Extracted records>

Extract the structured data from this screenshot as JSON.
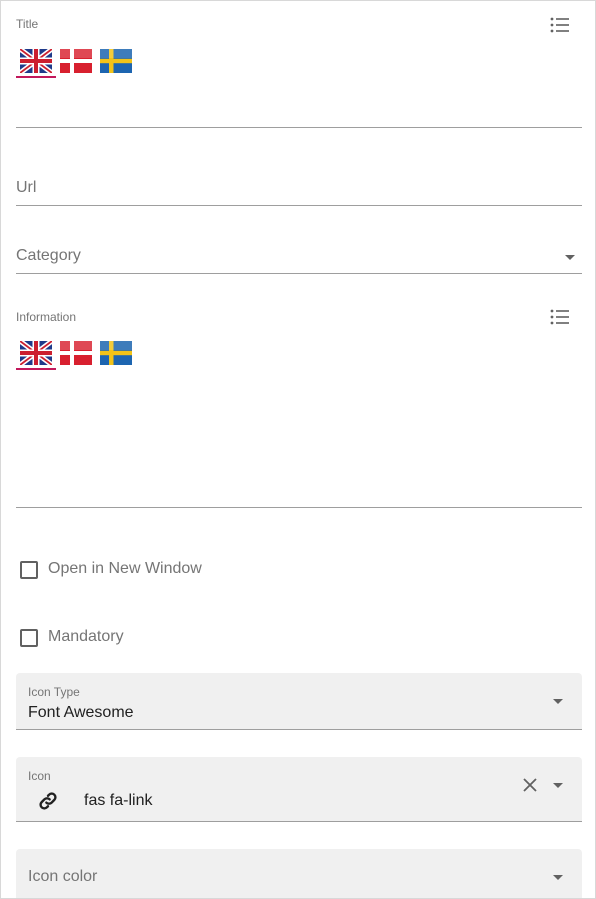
{
  "title_field": {
    "label": "Title",
    "languages": [
      "en",
      "da",
      "sv"
    ],
    "active_language": "en",
    "value": ""
  },
  "url_field": {
    "placeholder": "Url"
  },
  "category_field": {
    "placeholder": "Category"
  },
  "information_field": {
    "label": "Information",
    "languages": [
      "en",
      "da",
      "sv"
    ],
    "active_language": "en",
    "value": ""
  },
  "checkboxes": {
    "open_new_window": {
      "label": "Open in New Window",
      "checked": false
    },
    "mandatory": {
      "label": "Mandatory",
      "checked": false
    }
  },
  "icon_type": {
    "label": "Icon Type",
    "value": "Font Awesome"
  },
  "icon": {
    "label": "Icon",
    "value": "fas fa-link",
    "preview_icon": "link-icon"
  },
  "icon_color": {
    "placeholder": "Icon color"
  },
  "colors": {
    "accent": "#c2185b",
    "line": "#9e9e9e",
    "filled_bg": "#f0f0f0"
  },
  "icons": {
    "list": "format-list-icon",
    "dropdown": "chevron-down-icon",
    "clear": "close-icon"
  }
}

Your task>
Copy the entries above faithfully and omit every image.

Written answer>
Extract the structured data from this screenshot as JSON.
{
  "title_field": {
    "label": "Title",
    "languages": [
      "en",
      "da",
      "sv"
    ],
    "active_language": "en",
    "value": ""
  },
  "url_field": {
    "placeholder": "Url"
  },
  "category_field": {
    "placeholder": "Category"
  },
  "information_field": {
    "label": "Information",
    "languages": [
      "en",
      "da",
      "sv"
    ],
    "active_language": "en",
    "value": ""
  },
  "checkboxes": {
    "open_new_window": {
      "label": "Open in New Window",
      "checked": false
    },
    "mandatory": {
      "label": "Mandatory",
      "checked": false
    }
  },
  "icon_type": {
    "label": "Icon Type",
    "value": "Font Awesome"
  },
  "icon": {
    "label": "Icon",
    "value": "fas fa-link",
    "preview_icon": "link-icon"
  },
  "icon_color": {
    "placeholder": "Icon color"
  },
  "colors": {
    "accent": "#c2185b",
    "line": "#9e9e9e",
    "filled_bg": "#f0f0f0"
  },
  "icons": {
    "list": "format-list-icon",
    "dropdown": "chevron-down-icon",
    "clear": "close-icon"
  }
}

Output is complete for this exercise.